Records from a collection:

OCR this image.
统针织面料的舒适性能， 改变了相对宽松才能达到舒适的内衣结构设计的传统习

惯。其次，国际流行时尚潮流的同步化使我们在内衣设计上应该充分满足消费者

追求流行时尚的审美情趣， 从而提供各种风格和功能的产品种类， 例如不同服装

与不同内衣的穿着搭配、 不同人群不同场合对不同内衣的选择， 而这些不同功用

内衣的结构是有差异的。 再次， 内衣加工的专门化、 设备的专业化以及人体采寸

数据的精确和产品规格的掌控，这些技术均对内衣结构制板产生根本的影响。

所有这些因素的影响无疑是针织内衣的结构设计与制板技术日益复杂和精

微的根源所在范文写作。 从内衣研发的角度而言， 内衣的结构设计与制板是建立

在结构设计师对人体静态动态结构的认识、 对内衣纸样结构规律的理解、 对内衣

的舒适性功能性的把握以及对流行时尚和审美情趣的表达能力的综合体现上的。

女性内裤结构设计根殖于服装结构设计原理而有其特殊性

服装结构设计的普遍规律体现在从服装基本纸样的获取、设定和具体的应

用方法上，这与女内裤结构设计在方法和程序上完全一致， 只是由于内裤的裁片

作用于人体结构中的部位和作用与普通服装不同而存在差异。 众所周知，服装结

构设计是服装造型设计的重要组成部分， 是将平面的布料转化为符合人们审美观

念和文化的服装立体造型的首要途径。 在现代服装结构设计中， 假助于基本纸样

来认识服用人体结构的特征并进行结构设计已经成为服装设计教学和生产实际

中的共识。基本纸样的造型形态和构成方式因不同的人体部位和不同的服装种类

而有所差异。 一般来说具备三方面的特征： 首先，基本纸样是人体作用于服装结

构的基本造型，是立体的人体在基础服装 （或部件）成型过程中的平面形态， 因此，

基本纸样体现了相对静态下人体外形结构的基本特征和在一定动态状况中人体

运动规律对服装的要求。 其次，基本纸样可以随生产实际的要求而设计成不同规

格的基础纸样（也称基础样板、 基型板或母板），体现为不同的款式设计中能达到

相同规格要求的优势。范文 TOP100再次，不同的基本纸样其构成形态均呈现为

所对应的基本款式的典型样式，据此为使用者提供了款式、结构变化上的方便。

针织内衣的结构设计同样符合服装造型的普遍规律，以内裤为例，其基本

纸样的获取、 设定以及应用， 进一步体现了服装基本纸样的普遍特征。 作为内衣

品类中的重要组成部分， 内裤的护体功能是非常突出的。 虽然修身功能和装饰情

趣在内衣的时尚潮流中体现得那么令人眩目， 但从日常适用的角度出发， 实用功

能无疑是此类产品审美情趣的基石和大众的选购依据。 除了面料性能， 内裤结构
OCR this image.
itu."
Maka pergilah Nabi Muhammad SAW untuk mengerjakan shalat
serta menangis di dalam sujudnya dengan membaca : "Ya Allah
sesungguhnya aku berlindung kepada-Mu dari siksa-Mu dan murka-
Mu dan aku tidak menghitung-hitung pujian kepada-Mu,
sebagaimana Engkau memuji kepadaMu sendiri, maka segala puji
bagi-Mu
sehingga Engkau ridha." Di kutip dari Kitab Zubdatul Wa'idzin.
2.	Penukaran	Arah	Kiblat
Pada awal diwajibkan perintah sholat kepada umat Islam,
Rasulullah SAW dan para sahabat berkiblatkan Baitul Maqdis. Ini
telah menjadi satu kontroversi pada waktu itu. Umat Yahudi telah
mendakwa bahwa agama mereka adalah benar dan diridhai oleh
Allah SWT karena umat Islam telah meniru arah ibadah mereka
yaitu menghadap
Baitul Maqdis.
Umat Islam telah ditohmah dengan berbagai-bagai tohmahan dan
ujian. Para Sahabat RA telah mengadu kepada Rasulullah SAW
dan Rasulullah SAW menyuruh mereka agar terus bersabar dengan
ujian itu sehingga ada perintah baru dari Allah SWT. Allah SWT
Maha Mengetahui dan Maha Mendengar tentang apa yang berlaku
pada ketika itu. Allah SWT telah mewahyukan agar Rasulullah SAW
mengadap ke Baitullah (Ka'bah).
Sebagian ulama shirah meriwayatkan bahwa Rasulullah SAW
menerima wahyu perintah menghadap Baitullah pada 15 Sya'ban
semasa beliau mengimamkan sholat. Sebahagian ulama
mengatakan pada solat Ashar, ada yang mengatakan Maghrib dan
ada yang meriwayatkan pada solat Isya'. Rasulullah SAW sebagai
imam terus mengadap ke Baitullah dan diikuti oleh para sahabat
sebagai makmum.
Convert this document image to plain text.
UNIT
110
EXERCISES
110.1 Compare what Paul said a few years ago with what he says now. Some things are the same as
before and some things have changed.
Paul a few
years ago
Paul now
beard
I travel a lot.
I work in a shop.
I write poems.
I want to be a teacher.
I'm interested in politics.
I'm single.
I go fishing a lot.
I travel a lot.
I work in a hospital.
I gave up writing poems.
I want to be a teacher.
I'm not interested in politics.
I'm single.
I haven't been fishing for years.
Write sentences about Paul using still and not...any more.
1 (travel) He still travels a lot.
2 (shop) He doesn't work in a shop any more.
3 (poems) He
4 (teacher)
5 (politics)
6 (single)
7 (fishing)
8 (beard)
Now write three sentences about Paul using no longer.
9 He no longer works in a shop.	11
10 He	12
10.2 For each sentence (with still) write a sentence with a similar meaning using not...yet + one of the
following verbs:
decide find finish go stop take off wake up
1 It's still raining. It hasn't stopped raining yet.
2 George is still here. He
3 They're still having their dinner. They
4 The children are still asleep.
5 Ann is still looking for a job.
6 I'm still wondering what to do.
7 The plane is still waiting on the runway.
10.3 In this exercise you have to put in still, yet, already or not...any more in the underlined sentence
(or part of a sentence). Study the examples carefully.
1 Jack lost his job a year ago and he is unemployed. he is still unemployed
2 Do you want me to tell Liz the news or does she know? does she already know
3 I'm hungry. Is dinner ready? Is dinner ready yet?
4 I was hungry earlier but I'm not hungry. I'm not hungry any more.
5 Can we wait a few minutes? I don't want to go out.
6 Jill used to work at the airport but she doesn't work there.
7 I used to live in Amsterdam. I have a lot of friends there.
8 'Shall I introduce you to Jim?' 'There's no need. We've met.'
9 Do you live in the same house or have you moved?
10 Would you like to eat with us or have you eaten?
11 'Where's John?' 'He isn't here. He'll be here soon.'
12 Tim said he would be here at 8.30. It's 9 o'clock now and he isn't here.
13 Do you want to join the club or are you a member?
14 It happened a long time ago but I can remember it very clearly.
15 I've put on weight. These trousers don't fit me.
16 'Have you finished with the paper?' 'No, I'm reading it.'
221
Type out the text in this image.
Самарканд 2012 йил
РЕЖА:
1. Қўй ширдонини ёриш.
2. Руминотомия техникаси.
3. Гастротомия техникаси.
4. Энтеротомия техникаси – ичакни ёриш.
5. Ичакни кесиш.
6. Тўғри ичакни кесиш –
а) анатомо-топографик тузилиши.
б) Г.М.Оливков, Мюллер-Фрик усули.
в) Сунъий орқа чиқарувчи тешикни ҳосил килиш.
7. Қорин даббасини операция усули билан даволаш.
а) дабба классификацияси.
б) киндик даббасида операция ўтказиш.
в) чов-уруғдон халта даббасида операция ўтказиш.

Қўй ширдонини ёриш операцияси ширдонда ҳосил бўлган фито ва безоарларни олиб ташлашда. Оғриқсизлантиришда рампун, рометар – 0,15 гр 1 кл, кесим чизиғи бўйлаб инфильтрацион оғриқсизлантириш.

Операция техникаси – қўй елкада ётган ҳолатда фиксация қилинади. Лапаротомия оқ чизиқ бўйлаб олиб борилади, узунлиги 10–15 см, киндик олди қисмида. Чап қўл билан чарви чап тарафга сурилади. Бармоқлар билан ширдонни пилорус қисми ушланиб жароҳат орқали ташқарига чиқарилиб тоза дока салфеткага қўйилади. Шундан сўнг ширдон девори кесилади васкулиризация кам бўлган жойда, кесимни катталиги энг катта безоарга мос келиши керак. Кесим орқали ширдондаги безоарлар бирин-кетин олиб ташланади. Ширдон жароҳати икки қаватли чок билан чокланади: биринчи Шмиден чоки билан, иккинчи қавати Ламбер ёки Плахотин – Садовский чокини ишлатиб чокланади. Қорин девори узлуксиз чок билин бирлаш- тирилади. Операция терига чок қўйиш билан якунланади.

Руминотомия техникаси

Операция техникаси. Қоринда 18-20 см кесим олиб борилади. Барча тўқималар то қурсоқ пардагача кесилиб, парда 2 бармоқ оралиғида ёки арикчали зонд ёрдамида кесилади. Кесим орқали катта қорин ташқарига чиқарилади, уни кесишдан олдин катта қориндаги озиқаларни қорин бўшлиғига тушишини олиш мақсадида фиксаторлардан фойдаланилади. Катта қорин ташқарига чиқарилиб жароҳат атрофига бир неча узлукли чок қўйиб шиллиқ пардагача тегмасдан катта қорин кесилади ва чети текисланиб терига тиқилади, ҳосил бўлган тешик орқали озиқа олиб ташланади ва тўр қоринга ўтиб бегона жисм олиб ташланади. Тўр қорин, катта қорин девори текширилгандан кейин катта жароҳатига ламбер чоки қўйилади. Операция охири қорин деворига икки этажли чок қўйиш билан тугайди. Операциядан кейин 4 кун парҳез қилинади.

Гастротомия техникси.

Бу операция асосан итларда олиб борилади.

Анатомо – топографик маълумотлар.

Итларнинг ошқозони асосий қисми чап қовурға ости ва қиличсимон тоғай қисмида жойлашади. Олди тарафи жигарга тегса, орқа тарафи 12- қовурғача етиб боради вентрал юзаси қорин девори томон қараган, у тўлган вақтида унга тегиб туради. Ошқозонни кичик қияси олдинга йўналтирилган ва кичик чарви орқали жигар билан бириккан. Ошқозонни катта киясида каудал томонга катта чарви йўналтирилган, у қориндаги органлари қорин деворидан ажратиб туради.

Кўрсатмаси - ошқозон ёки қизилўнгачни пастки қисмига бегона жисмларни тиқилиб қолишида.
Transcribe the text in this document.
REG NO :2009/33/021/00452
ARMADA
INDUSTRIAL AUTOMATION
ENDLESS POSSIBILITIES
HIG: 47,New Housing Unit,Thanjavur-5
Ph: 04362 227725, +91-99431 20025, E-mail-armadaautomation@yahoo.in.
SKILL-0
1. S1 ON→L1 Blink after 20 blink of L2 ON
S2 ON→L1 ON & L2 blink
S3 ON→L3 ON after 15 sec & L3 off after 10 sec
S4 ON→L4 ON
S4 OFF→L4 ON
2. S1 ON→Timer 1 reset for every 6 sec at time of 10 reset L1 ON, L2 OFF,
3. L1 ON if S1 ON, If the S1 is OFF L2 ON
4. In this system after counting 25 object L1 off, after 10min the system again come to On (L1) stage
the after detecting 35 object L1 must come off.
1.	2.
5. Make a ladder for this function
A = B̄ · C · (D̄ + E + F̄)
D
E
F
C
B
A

= WORK INSTRUCTIONS =
Quote exactly and only the lines from the one holding "Transcribe the text in this document." through the end of the data.

= RESPONSE TO THIS EXERCISE =
Transcribe the text in this document.
REG NO :2009/33/021/00452
ARMADA
INDUSTRIAL AUTOMATION
ENDLESS POSSIBILITIES
HIG: 47,New Housing Unit,Thanjavur-5
Ph: 04362 227725, +91-99431 20025, E-mail-armadaautomation@yahoo.in.
SKILL-0
1. S1 ON→L1 Blink after 20 blink of L2 ON
S2 ON→L1 ON & L2 blink
S3 ON→L3 ON after 15 sec & L3 off after 10 sec
S4 ON→L4 ON
S4 OFF→L4 ON
2. S1 ON→Timer 1 reset for every 6 sec at time of 10 reset L1 ON, L2 OFF,
3. L1 ON if S1 ON, If the S1 is OFF L2 ON
4. In this system after counting 25 object L1 off, after 10min the system again come to On (L1) stage
the after detecting 35 object L1 must come off.
1.	2.
5. Make a ladder for this function
A = B̄ · C · (D̄ + E + F̄)
D
E
F
C
B
A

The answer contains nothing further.